Dataset rows about figures
+ + +

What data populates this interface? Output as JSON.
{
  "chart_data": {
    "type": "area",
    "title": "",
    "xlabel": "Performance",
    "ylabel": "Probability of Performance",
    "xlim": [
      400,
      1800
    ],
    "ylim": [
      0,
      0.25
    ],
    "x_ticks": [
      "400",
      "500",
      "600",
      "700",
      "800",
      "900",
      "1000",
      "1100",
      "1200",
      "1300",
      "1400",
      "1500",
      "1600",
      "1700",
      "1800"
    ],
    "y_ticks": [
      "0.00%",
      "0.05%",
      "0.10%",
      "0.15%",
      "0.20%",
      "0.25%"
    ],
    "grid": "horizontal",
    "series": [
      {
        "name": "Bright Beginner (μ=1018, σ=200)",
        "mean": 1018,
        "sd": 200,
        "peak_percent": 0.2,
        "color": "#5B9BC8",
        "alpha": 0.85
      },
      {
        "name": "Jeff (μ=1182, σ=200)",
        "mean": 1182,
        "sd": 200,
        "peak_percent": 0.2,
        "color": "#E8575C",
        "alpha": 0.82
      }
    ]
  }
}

+ + +

▶ Request:
Return all lines containing "Performance".

▶ Solution for this task:
    "xlabel": "Performance",
    "ylabel": "Probability of Performance",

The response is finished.